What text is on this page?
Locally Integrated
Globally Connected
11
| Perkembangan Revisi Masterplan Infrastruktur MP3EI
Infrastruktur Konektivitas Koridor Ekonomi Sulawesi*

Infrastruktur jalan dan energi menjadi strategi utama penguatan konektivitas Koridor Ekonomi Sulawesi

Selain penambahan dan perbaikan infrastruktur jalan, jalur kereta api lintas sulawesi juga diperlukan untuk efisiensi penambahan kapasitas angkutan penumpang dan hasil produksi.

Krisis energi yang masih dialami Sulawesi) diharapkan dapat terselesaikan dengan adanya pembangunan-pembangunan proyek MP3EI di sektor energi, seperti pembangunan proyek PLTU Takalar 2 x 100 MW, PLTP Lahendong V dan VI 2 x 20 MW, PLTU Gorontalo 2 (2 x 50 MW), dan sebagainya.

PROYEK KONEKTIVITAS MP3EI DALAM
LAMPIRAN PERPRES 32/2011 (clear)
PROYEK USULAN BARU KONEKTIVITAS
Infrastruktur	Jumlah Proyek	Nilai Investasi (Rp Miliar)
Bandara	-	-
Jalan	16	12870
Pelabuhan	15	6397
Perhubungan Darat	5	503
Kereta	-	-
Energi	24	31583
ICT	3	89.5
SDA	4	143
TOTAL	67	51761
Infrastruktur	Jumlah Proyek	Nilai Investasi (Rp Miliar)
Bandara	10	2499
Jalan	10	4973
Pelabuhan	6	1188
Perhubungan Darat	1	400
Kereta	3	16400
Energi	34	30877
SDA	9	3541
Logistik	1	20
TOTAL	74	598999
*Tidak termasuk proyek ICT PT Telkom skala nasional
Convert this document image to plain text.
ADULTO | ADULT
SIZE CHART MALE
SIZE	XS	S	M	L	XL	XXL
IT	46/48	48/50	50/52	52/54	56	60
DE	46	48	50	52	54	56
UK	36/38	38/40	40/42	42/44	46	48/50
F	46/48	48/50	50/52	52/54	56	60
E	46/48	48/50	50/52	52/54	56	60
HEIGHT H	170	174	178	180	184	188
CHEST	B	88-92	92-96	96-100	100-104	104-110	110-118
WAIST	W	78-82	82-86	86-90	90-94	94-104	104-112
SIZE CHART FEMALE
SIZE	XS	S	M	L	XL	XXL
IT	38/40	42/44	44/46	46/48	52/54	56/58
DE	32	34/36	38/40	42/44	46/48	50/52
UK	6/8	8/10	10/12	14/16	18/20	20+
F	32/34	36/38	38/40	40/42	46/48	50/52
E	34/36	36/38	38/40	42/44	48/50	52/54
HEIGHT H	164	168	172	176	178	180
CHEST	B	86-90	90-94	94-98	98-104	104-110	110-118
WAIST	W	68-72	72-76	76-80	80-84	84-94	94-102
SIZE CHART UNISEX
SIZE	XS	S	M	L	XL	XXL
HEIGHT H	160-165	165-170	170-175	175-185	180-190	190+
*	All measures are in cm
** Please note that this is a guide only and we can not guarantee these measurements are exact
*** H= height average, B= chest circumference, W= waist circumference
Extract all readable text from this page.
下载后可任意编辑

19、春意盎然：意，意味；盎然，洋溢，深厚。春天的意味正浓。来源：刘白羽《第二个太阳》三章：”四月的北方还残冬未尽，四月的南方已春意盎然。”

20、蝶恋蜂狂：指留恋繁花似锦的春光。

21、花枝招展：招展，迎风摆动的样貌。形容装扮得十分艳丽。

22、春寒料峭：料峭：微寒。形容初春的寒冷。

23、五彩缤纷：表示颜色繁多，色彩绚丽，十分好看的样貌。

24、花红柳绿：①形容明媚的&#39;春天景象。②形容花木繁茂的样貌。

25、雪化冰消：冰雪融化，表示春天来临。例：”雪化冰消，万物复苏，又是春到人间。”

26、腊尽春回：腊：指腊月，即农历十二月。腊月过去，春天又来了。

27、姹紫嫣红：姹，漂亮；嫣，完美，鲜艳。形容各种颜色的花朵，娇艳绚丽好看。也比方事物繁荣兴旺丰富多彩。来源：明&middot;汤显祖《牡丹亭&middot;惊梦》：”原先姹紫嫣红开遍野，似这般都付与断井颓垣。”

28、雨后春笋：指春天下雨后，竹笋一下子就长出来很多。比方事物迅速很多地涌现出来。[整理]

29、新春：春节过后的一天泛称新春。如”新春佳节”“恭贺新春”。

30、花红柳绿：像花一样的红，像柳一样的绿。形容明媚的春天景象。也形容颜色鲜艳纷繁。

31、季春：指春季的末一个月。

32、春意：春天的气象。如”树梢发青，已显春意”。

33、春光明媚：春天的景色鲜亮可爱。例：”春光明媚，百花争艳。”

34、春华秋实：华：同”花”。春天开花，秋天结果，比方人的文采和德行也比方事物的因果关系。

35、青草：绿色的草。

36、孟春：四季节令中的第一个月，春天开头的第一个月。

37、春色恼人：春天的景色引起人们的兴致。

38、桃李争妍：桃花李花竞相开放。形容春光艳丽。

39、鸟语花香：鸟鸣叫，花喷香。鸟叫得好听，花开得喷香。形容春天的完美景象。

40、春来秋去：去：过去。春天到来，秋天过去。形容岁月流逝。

########################################

▶ **EXERCISE PROMPT**:
Every line from the one holding "Convert this document image to plain text." through the final line of the listing must be echoed exactly; leave out all other lines.

▶ **SOLUTION FOR THIS EXERCISE**:
Convert this document image to plain text.
ADULTO | ADULT
SIZE CHART MALE
SIZE	XS	S	M	L	XL	XXL
IT	46/48	48/50	50/52	52/54	56	60
DE	46	48	50	52	54	56
UK	36/38	38/40	40/42	42/44	46	48/50
F	46/48	48/50	50/52	52/54	56	60
E	46/48	48/50	50/52	52/54	56	60
HEIGHT H	170	174	178	180	184	188
CHEST	B	88-92	92-96	96-100	100-104	104-110	110-118
WAIST	W	78-82	82-86	86-90	90-94	94-104	104-112
SIZE CHART FEMALE
SIZE	XS	S	M	L	XL	XXL
IT	38/40	42/44	44/46	46/48	52/54	56/58
DE	32	34/36	38/40	42/44	46/48	50/52
UK	6/8	8/10	10/12	14/16	18/20	20+
F	32/34	36/38	38/40	40/42	46/48	50/52
E	34/36	36/38	38/40	42/44	48/50	52/54
HEIGHT H	164	168	172	176	178	180
CHEST	B	86-90	90-94	94-98	98-104	104-110	110-118
WAIST	W	68-72	72-76	76-80	80-84	84-94	94-102
SIZE CHART UNISEX
SIZE	XS	S	M	L	XL	XXL
HEIGHT H	160-165	165-170	170-175	175-185	180-190	190+
*	All measures are in cm
** Please note that this is a guide only and we can not guarantee these measurements are exact
*** H= height average, B= chest circumference, W= waist circumference
Extract all readable text from this page.
下载后可任意编辑

19、春意盎然：意，意味；盎然，洋溢，深厚。春天的意味正浓。来源：刘白羽《第二个太阳》三章：”四月的北方还残冬未尽，四月的南方已春意盎然。”

20、蝶恋蜂狂：指留恋繁花似锦的春光。

21、花枝招展：招展，迎风摆动的样貌。形容装扮得十分艳丽。

22、春寒料峭：料峭：微寒。形容初春的寒冷。

23、五彩缤纷：表示颜色繁多，色彩绚丽，十分好看的样貌。

24、花红柳绿：①形容明媚的&#39;春天景象。②形容花木繁茂的样貌。

25、雪化冰消：冰雪融化，表示春天来临。例：”雪化冰消，万物复苏，又是春到人间。”

26、腊尽春回：腊：指腊月，即农历十二月。腊月过去，春天又来了。

27、姹紫嫣红：姹，漂亮；嫣，完美，鲜艳。形容各种颜色的花朵，娇艳绚丽好看。也比方事物繁荣兴旺丰富多彩。来源：明&middot;汤显祖《牡丹亭&middot;惊梦》：”原先姹紫嫣红开遍野，似这般都付与断井颓垣。”

28、雨后春笋：指春天下雨后，竹笋一下子就长出来很多。比方事物迅速很多地涌现出来。[整理]

29、新春：春节过后的一天泛称新春。如”新春佳节”“恭贺新春”。

30、花红柳绿：像花一样的红，像柳一样的绿。形容明媚的春天景象。也形容颜色鲜艳纷繁。

31、季春：指春季的末一个月。

32、春意：春天的气象。如”树梢发青，已显春意”。

33、春光明媚：春天的景色鲜亮可爱。例：”春光明媚，百花争艳。”

34、春华秋实：华：同”花”。春天开花，秋天结果，比方人的文采和德行也比方事物的因果关系。

35、青草：绿色的草。

36、孟春：四季节令中的第一个月，春天开头的第一个月。

37、春色恼人：春天的景色引起人们的兴致。

38、桃李争妍：桃花李花竞相开放。形容春光艳丽。

39、鸟语花香：鸟鸣叫，花喷香。鸟叫得好听，花开得喷香。形容春天的完美景象。

40、春来秋去：去：过去。春天到来，秋天过去。形容岁月流逝。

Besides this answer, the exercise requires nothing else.